*EXERCISE INSTRUCTIONS*.
1. In the forum reply about normal deviates failing the t test, rewrite the stretch from "First, the reason" through "clearly isn't happening.", substituting "draws" for "samples".
2. Pick up the forum reply about normal deviates failing the t test where it stops, and continue it.

Re: normal deviates don't pass t test

Posted by Bill Rust <wj...@weru.ksu.edu>.
Thanks for the reply.

First, the reason for using NormalDistributionImpl is that I'm 
translating from FORTRAN and I wasn't thinking a whole lot. Using Random 
makes sense.

Second, I'm not really caring, at least not yet, about how normal my 
output samples are. What I do really care about is that the means of my 
generated samples match the observed means. For example, if I start with 
an observed max temperature of 30, I want to determine that 30 is within 
the confidence interval of the sample at a 90% level. What I think that 
I am getting is, using the same technique, half the time I am hitting my 
goal and the other half my samples stink. If my understanding is 
correct, I should be getting a 90% confidence level 9 times out of 10, 
more or less, which clearly isn't happening.

wjr

Phil Steitz wrote:
> On 9/17/07, William J Rust <wj...@weru.ksu.edu> wrote:
>> I'm working on a climate simulation program that takes monthly averages
>> and generates daily readings that are assumed to be normally
>> distributed. The following program creates 10 sets of 100,000 random
>> deviates with mean 10 and SD 5. It then applies a t test (results below)

*DATA EXTRACT*.

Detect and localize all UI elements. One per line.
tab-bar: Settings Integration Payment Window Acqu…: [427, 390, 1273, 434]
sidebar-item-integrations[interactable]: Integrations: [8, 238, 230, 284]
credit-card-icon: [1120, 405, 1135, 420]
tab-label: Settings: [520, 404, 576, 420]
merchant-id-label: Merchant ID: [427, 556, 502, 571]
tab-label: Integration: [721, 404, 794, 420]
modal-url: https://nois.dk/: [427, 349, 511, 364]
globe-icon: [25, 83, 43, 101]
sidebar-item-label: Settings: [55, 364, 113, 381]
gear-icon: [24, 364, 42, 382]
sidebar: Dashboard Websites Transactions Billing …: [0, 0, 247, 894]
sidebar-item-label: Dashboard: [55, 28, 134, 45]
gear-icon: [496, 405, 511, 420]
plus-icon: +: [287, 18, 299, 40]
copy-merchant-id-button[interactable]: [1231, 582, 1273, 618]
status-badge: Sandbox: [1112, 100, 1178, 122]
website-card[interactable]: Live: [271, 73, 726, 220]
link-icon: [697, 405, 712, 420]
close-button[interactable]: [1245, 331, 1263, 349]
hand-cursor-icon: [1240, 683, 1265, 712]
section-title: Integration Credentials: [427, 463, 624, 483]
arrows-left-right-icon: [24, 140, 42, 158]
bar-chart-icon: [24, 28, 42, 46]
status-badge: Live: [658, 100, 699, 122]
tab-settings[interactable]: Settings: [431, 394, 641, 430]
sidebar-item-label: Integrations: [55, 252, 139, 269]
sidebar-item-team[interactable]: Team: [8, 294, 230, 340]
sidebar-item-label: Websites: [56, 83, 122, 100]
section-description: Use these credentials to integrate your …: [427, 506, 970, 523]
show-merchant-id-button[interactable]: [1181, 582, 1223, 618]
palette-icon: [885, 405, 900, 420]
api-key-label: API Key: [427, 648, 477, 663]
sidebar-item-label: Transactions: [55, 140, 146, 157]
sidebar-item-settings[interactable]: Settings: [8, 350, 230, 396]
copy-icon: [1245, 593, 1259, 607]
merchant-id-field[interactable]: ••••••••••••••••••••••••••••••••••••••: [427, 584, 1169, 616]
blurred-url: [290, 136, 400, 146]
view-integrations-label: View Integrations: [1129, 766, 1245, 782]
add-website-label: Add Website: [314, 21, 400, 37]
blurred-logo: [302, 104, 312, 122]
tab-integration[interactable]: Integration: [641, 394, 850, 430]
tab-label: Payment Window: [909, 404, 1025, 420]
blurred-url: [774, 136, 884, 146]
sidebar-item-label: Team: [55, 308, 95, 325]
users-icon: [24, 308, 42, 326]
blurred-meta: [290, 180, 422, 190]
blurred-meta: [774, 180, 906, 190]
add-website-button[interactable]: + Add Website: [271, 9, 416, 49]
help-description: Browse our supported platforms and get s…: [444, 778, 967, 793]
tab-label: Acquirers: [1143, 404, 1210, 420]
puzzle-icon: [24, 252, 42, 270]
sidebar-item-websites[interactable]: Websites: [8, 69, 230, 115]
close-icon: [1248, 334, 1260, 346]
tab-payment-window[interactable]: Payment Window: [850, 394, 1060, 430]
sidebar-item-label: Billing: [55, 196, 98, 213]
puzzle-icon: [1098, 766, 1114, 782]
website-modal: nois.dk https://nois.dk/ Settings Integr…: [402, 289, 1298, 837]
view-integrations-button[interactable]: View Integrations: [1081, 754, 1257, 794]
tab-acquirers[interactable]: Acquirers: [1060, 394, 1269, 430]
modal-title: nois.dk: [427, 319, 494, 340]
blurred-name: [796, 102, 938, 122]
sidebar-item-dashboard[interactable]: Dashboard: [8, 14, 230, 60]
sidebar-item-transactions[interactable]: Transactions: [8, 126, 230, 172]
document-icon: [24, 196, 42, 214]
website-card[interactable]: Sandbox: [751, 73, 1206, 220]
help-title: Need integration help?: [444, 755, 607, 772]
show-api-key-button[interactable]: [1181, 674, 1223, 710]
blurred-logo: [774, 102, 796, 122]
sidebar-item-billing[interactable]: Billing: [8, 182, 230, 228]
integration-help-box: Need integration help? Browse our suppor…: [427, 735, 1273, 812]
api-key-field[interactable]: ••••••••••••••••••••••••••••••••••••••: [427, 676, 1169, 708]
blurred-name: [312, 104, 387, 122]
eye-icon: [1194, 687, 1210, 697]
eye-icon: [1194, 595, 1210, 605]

*THE ANSWERS*.
1.
First, the reason for using NormalDistributionImpl is that I'm 
translating from FORTRAN and I wasn't thinking a whole lot. Using Random 
makes sense.

Second, I'm not really caring, at least not yet, about how normal my 
output draws are. What I do really care about is that the means of my 
generated draws match the observed means. For example, if I start with 
an observed max temperature of 30, I want to determine that 30 is within 
the confidence interval of the sample at a 90% level. What I think that 
I am getting is, using the same technique, half the time I am hitting my 
goal and the other half my draws stink. If my understanding is 
correct, I should be getting a 90% confidence level 9 times out of 10, 
more or less, which clearly isn't happening.

2.
>> to ensure that the generated numbers are good enough. As the results
>> show, they aren't. I'm wondering a) I am doing something wrong or b) is
>> there something wrong with the stats routines?
> 
> There are a couple of problems here.  First, while your inversion
> method should generate approximately normally distributed values, it
> is better to use the JDK-supplied method for this (much faster and a
> better algorithm).  There is a wrapped version of this provided in
> org.apache.commons.math.random.RandomDataImpl. To use that:
> 
> import org.apache.commons.math.random.RandomData;
> import org.apache.commons.math.random.RandomDataImpl;
> RandomData randomData = new RandomDataImpl();
> ...
> arry[idx] = randomData.nextGaussian(10, 5);
> 
> Second, I don't understand what you are expecting from the t-test.
> TestUtils.tTest(mu, array) returns the p-value associated with a
> two-tailed test with the null hypothesis that the values in the array
> come from a distribution with mean = mu.  So small p-values, say less
> than .01, would indicate that the mean appears to differ significantly
> from 10. This should happen roughly one in every 100 times.
> Differences as large as what you observed on your first run should
> happen about 34 out of every 100 times, etc.  The values reported
> below do not look surprising to me. They do not support rejecting the
> null hypothesis that the mean is what it is supposed to be, which is a
> good thing.
> 
> To test normality of the deviates, you should apply a normality test
> to the deviates themselves, e.g. a Kolmogorov-Smirnov test.  Commons
> math does not currently include normality tests  (patches welcome :).
> To do this, you would need to dump the generated arrays to a file and
> then do the test with R or some other package that includes normality
> tests.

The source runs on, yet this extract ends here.